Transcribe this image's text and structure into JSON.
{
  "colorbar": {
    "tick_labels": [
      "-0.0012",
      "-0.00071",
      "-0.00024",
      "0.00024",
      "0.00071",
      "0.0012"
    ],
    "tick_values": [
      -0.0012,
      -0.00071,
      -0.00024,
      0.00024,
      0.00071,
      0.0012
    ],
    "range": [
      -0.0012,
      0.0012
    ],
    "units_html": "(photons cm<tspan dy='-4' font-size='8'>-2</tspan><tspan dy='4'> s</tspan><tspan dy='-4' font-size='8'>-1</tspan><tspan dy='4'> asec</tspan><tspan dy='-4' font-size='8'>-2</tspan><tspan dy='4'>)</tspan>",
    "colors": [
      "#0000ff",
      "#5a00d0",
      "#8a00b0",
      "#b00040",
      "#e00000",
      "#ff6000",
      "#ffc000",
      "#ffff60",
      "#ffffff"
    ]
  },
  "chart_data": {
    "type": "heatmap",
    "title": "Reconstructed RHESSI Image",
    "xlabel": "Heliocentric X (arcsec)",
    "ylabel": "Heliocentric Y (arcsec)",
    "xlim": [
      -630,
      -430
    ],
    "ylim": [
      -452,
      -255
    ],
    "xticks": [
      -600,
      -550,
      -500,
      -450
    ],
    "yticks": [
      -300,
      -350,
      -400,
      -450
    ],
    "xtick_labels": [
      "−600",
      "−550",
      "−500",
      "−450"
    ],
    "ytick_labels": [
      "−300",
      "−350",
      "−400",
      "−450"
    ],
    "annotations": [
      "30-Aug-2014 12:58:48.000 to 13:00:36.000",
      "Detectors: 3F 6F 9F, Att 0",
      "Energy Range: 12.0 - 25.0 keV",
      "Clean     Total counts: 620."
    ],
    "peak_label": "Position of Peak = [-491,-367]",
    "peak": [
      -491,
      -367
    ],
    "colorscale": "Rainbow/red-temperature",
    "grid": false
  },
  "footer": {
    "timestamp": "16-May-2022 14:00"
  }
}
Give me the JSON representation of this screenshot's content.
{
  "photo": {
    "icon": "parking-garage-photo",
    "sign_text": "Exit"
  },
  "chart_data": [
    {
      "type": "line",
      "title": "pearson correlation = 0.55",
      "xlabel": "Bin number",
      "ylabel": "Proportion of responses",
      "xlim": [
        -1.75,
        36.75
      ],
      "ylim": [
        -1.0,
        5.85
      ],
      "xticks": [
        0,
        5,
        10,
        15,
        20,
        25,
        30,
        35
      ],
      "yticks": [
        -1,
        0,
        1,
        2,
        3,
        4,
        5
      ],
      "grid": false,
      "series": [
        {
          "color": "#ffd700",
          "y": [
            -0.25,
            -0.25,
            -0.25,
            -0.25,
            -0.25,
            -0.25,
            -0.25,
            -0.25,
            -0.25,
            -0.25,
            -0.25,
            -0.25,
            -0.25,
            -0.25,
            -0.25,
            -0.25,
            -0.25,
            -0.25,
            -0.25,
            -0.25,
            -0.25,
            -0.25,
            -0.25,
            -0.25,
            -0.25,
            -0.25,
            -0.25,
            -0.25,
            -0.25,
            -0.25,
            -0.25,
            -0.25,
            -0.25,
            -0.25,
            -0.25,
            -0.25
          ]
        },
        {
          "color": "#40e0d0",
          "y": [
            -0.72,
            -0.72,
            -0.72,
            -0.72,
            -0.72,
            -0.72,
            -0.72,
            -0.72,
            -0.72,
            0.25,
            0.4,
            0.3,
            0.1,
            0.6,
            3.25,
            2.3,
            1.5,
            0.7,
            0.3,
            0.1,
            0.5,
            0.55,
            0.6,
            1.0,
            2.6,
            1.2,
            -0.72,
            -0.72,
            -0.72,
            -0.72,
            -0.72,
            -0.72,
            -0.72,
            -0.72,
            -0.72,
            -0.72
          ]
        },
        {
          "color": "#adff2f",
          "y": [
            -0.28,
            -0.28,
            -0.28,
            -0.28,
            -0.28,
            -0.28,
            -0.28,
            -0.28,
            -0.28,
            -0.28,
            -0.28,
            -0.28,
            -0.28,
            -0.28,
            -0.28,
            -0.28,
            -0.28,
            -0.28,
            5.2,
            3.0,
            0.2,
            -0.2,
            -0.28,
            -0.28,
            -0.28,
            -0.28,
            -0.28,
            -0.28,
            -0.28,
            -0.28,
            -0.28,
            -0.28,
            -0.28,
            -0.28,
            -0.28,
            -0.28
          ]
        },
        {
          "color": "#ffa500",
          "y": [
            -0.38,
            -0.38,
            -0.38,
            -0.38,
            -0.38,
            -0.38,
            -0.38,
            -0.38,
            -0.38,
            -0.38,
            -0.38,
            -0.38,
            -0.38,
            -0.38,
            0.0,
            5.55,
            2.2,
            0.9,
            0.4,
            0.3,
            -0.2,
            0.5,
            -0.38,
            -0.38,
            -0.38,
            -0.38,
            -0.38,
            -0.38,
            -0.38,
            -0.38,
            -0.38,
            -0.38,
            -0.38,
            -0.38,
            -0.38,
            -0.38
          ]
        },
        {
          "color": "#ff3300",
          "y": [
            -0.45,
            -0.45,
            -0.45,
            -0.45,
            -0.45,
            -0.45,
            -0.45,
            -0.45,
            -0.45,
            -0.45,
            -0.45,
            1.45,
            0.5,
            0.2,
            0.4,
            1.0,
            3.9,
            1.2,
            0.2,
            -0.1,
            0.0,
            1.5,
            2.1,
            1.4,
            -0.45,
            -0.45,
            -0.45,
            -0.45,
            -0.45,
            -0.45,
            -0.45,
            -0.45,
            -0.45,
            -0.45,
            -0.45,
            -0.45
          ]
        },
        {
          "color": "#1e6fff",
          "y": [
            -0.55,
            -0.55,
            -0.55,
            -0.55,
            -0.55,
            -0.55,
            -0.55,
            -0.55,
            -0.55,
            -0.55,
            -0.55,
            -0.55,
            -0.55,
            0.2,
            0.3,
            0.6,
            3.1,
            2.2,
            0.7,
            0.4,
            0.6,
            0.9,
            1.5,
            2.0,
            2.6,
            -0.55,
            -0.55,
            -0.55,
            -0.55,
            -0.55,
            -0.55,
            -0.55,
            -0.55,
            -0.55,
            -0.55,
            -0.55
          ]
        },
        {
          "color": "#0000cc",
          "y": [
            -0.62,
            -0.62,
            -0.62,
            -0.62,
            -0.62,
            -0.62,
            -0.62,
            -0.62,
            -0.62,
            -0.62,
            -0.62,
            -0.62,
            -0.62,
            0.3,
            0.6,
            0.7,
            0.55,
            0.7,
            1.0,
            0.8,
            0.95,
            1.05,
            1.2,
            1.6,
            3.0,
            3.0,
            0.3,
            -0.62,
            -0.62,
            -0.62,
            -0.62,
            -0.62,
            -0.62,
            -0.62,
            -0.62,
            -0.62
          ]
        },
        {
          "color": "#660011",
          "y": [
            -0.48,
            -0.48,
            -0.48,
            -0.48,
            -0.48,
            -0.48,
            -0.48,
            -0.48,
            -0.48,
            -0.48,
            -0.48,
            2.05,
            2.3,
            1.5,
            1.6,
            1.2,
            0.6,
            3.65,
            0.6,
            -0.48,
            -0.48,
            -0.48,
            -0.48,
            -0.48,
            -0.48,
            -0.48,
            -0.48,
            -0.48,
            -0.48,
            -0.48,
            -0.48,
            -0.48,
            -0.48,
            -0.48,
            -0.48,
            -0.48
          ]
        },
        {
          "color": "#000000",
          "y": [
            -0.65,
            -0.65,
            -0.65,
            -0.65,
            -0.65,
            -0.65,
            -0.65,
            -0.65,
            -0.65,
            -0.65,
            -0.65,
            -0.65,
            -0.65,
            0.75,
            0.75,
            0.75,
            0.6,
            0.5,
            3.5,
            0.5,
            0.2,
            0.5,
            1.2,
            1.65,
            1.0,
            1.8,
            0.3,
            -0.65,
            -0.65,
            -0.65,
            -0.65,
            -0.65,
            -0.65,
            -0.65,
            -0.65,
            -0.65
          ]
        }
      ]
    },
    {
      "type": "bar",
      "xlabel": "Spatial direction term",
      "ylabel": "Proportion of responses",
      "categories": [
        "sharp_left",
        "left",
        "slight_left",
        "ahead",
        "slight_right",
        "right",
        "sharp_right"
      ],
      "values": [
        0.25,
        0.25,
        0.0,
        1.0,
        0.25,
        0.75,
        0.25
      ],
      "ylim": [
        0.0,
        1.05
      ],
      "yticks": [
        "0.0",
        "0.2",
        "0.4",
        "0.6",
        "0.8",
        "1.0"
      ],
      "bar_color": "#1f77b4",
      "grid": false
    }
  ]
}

## YOUR TASK
List each line of the records that holds the string "Heliocentric".

## PROBLEM SOLUTION
    "xlabel": "Heliocentric X (arcsec)",
    "ylabel": "Heliocentric Y (arcsec)",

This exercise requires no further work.